Your task is to transcribe all of the records exactly and leave out the pictures.
= = =
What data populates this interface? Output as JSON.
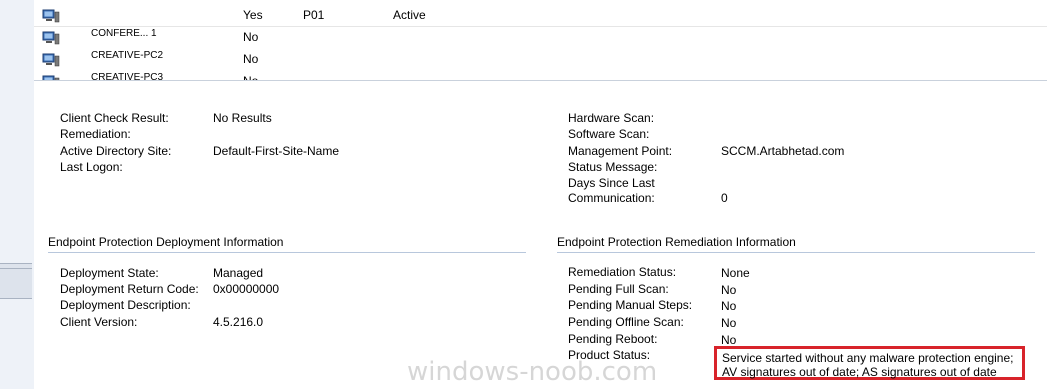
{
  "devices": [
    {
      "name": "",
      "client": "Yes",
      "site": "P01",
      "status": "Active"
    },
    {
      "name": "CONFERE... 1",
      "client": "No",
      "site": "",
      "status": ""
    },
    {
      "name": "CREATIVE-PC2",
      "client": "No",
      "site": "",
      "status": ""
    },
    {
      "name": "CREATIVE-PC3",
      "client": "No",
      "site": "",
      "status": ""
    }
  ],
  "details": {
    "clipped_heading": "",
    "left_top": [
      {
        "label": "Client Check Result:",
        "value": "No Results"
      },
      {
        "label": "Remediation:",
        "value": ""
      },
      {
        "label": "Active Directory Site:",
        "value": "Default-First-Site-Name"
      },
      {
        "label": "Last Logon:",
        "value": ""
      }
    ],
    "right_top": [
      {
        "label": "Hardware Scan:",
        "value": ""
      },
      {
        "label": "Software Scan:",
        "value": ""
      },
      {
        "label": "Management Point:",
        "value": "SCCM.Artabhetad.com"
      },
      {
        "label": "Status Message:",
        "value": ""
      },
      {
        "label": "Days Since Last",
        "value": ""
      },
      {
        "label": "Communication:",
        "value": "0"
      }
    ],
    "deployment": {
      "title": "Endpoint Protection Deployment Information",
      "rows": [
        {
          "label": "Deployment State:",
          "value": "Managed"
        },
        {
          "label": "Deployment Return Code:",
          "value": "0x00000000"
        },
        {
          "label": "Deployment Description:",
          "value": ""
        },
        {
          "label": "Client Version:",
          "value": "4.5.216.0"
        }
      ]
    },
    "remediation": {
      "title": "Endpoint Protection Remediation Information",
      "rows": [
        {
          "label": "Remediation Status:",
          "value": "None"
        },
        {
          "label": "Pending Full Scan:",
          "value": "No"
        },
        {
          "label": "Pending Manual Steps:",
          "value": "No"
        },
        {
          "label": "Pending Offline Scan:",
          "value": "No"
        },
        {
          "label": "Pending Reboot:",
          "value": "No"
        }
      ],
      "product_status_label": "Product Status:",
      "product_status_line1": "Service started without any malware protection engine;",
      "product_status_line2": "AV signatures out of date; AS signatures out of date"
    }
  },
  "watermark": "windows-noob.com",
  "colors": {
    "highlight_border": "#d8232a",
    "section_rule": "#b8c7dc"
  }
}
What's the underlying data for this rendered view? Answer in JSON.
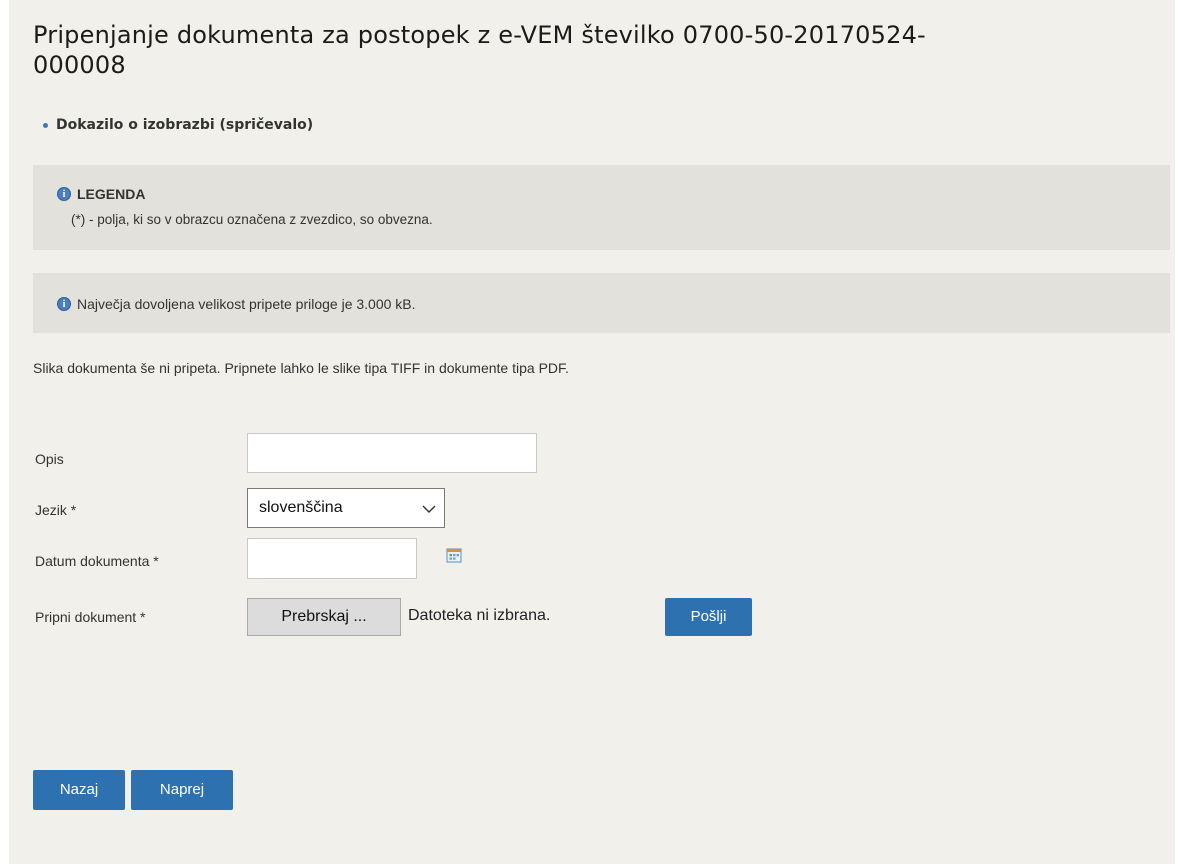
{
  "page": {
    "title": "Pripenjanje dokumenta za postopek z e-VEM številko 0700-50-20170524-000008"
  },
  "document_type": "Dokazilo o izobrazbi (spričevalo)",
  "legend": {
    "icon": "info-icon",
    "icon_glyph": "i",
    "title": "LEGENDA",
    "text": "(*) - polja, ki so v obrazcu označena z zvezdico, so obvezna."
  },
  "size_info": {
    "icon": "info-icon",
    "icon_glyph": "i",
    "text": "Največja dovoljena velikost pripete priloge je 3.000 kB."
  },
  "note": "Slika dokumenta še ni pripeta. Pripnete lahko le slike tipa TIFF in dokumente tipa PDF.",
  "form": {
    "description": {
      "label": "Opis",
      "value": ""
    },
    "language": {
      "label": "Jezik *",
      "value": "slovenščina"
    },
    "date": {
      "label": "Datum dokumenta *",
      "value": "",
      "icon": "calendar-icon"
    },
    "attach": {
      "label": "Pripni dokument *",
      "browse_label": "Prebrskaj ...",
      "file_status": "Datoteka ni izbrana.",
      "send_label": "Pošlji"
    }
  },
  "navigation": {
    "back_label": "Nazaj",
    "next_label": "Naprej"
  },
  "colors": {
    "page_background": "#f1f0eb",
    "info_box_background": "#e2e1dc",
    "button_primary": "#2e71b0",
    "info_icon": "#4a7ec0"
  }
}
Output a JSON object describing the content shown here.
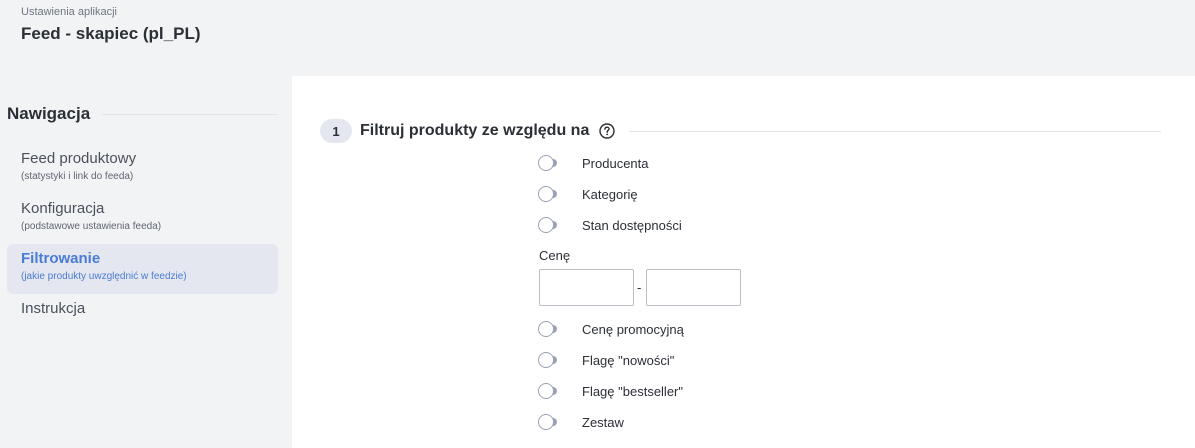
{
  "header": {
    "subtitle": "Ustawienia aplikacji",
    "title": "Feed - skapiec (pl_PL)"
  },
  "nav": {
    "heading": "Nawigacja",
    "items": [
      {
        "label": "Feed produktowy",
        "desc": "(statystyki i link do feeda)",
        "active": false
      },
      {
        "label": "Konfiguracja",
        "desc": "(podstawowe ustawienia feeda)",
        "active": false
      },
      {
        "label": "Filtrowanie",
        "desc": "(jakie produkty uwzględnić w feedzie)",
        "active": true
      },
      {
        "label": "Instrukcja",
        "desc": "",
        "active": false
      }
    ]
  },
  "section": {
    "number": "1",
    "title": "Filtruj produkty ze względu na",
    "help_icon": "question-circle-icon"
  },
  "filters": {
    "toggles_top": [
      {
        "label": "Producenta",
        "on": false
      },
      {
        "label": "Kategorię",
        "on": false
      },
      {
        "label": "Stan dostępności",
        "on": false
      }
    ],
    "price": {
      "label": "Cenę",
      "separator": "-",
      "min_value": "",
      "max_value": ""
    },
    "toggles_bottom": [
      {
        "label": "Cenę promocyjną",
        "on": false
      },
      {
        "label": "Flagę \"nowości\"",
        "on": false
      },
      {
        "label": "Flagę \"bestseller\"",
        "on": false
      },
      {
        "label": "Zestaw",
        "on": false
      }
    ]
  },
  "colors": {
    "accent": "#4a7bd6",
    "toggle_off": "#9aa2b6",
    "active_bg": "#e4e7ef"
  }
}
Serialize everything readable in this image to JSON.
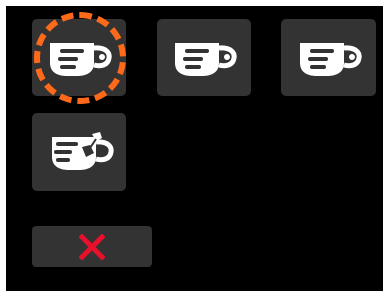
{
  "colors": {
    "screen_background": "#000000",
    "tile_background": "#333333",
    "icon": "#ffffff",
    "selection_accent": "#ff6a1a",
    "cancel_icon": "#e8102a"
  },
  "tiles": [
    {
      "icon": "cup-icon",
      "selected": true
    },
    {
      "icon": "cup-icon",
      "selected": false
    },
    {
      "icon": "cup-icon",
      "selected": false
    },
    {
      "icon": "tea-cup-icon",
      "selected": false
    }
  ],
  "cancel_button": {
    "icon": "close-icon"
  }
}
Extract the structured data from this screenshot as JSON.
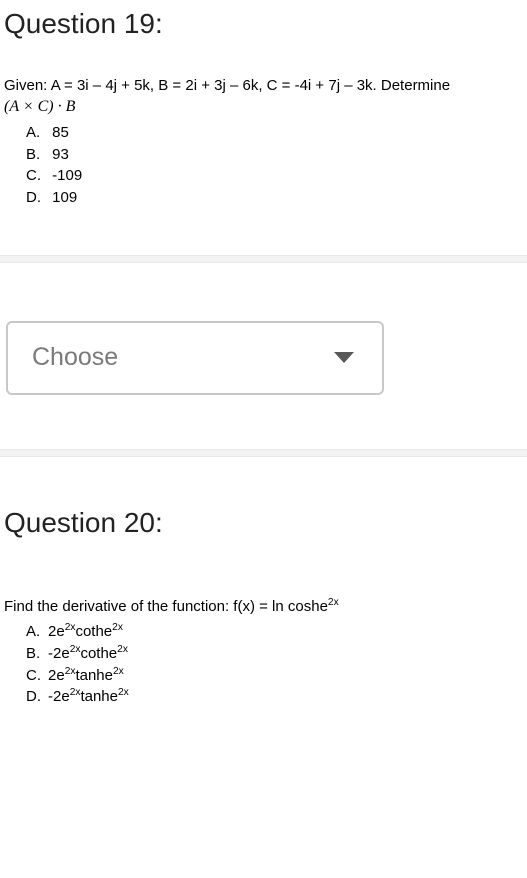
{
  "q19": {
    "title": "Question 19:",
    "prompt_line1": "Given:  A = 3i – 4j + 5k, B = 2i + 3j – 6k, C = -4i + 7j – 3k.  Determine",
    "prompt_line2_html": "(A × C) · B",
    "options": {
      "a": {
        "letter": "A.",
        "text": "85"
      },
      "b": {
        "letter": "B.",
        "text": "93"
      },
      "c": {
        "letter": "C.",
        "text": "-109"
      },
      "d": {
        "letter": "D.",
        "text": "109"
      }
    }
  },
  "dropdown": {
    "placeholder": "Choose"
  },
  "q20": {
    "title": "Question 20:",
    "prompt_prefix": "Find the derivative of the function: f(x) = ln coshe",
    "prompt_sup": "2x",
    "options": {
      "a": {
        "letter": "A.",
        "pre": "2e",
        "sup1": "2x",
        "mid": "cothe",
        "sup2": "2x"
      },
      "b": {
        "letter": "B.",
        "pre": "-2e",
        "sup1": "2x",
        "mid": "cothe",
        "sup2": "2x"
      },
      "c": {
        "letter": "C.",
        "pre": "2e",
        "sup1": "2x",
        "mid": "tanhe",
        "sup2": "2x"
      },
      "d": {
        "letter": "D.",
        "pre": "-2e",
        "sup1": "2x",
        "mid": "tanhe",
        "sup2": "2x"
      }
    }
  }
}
= = =
Full response:
What data populates this interface? Output as JSON.
{
  "devices": [
    {
      "name": "",
      "client": "Yes",
      "site": "P01",
      "status": "Active"
    },
    {
      "name": "CONFERE... 1",
      "client": "No",
      "site": "",
      "status": ""
    },
    {
      "name": "CREATIVE-PC2",
      "client": "No",
      "site": "",
      "status": ""
    },
    {
      "name": "CREATIVE-PC3",
      "client": "No",
      "site": "",
      "status": ""
    }
  ],
  "details": {
    "clipped_heading": "",
    "left_top": [
      {
        "label": "Client Check Result:",
        "value": "No Results"
      },
      {
        "label": "Remediation:",
        "value": ""
      },
      {
        "label": "Active Directory Site:",
        "value": "Default-First-Site-Name"
      },
      {
        "label": "Last Logon:",
        "value": ""
      }
    ],
    "right_top": [
      {
        "label": "Hardware Scan:",
        "value": ""
      },
      {
        "label": "Software Scan:",
        "value": ""
      },
      {
        "label": "Management Point:",
        "value": "SCCM.Artabhetad.com"
      },
      {
        "label": "Status Message:",
        "value": ""
      },
      {
        "label": "Days Since Last",
        "value": ""
      },
      {
        "label": "Communication:",
        "value": "0"
      }
    ],
    "deployment": {
      "title": "Endpoint Protection Deployment Information",
      "rows": [
        {
          "label": "Deployment State:",
          "value": "Managed"
        },
        {
          "label": "Deployment Return Code:",
          "value": "0x00000000"
        },
        {
          "label": "Deployment Description:",
          "value": ""
        },
        {
          "label": "Client Version:",
          "value": "4.5.216.0"
        }
      ]
    },
    "remediation": {
      "title": "Endpoint Protection Remediation Information",
      "rows": [
        {
          "label": "Remediation Status:",
          "value": "None"
        },
        {
          "label": "Pending Full Scan:",
          "value": "No"
        },
        {
          "label": "Pending Manual Steps:",
          "value": "No"
        },
        {
          "label": "Pending Offline Scan:",
          "value": "No"
        },
        {
          "label": "Pending Reboot:",
          "value": "No"
        }
      ],
      "product_status_label": "Product Status:",
      "product_status_line1": "Service started without any malware protection engine;",
      "product_status_line2": "AV signatures out of date; AS signatures out of date"
    }
  },
  "watermark": "windows-noob.com",
  "colors": {
    "highlight_border": "#d8232a",
    "section_rule": "#b8c7dc"
  }
}
What's the underlying data for this rendered view? Answer in JSON.
{
  "page": {
    "title": "Pripenjanje dokumenta za postopek z e-VEM številko 0700-50-20170524-000008"
  },
  "document_type": "Dokazilo o izobrazbi (spričevalo)",
  "legend": {
    "icon": "info-icon",
    "icon_glyph": "i",
    "title": "LEGENDA",
    "text": "(*) - polja, ki so v obrazcu označena z zvezdico, so obvezna."
  },
  "size_info": {
    "icon": "info-icon",
    "icon_glyph": "i",
    "text": "Največja dovoljena velikost pripete priloge je 3.000 kB."
  },
  "note": "Slika dokumenta še ni pripeta. Pripnete lahko le slike tipa TIFF in dokumente tipa PDF.",
  "form": {
    "description": {
      "label": "Opis",
      "value": ""
    },
    "language": {
      "label": "Jezik *",
      "value": "slovenščina"
    },
    "date": {
      "label": "Datum dokumenta *",
      "value": "",
      "icon": "calendar-icon"
    },
    "attach": {
      "label": "Pripni dokument *",
      "browse_label": "Prebrskaj ...",
      "file_status": "Datoteka ni izbrana.",
      "send_label": "Pošlji"
    }
  },
  "navigation": {
    "back_label": "Nazaj",
    "next_label": "Naprej"
  },
  "colors": {
    "page_background": "#f1f0eb",
    "info_box_background": "#e2e1dc",
    "button_primary": "#2e71b0",
    "info_icon": "#4a7ec0"
  }
}
Output a JSON object describing the content shown here.
{
  "header": {
    "subtitle": "Ustawienia aplikacji",
    "title": "Feed - skapiec (pl_PL)"
  },
  "nav": {
    "heading": "Nawigacja",
    "items": [
      {
        "label": "Feed produktowy",
        "desc": "(statystyki i link do feeda)",
        "active": false
      },
      {
        "label": "Konfiguracja",
        "desc": "(podstawowe ustawienia feeda)",
        "active": false
      },
      {
        "label": "Filtrowanie",
        "desc": "(jakie produkty uwzględnić w feedzie)",
        "active": true
      },
      {
        "label": "Instrukcja",
        "desc": "",
        "active": false
      }
    ]
  },
  "section": {
    "number": "1",
    "title": "Filtruj produkty ze względu na",
    "help_icon": "question-circle-icon"
  },
  "filters": {
    "toggles_top": [
      {
        "label": "Producenta",
        "on": false
      },
      {
        "label": "Kategorię",
        "on": false
      },
      {
        "label": "Stan dostępności",
        "on": false
      }
    ],
    "price": {
      "label": "Cenę",
      "separator": "-",
      "min_value": "",
      "max_value": ""
    },
    "toggles_bottom": [
      {
        "label": "Cenę promocyjną",
        "on": false
      },
      {
        "label": "Flagę \"nowości\"",
        "on": false
      },
      {
        "label": "Flagę \"bestseller\"",
        "on": false
      },
      {
        "label": "Zestaw",
        "on": false
      }
    ]
  },
  "colors": {
    "accent": "#4a7bd6",
    "toggle_off": "#9aa2b6",
    "active_bg": "#e4e7ef"
  }
}
Serialize everything readable in this image to JSON.
{
  "colors": {
    "screen_background": "#000000",
    "tile_background": "#333333",
    "icon": "#ffffff",
    "selection_accent": "#ff6a1a",
    "cancel_icon": "#e8102a"
  },
  "tiles": [
    {
      "icon": "cup-icon",
      "selected": true
    },
    {
      "icon": "cup-icon",
      "selected": false
    },
    {
      "icon": "cup-icon",
      "selected": false
    },
    {
      "icon": "tea-cup-icon",
      "selected": false
    }
  ],
  "cancel_button": {
    "icon": "close-icon"
  }
}
Extract the structured data from this screenshot as JSON.
{
  "q19": {
    "title": "Question 19:",
    "prompt_line1": "Given:  A = 3i – 4j + 5k, B = 2i + 3j – 6k, C = -4i + 7j – 3k.  Determine",
    "prompt_line2_html": "(A × C) · B",
    "options": {
      "a": {
        "letter": "A.",
        "text": "85"
      },
      "b": {
        "letter": "B.",
        "text": "93"
      },
      "c": {
        "letter": "C.",
        "text": "-109"
      },
      "d": {
        "letter": "D.",
        "text": "109"
      }
    }
  },
  "dropdown": {
    "placeholder": "Choose"
  },
  "q20": {
    "title": "Question 20:",
    "prompt_prefix": "Find the derivative of the function: f(x) = ln coshe",
    "prompt_sup": "2x",
    "options": {
      "a": {
        "letter": "A.",
        "pre": "2e",
        "sup1": "2x",
        "mid": "cothe",
        "sup2": "2x"
      },
      "b": {
        "letter": "B.",
        "pre": "-2e",
        "sup1": "2x",
        "mid": "cothe",
        "sup2": "2x"
      },
      "c": {
        "letter": "C.",
        "pre": "2e",
        "sup1": "2x",
        "mid": "tanhe",
        "sup2": "2x"
      },
      "d": {
        "letter": "D.",
        "pre": "-2e",
        "sup1": "2x",
        "mid": "tanhe",
        "sup2": "2x"
      }
    }
  }
}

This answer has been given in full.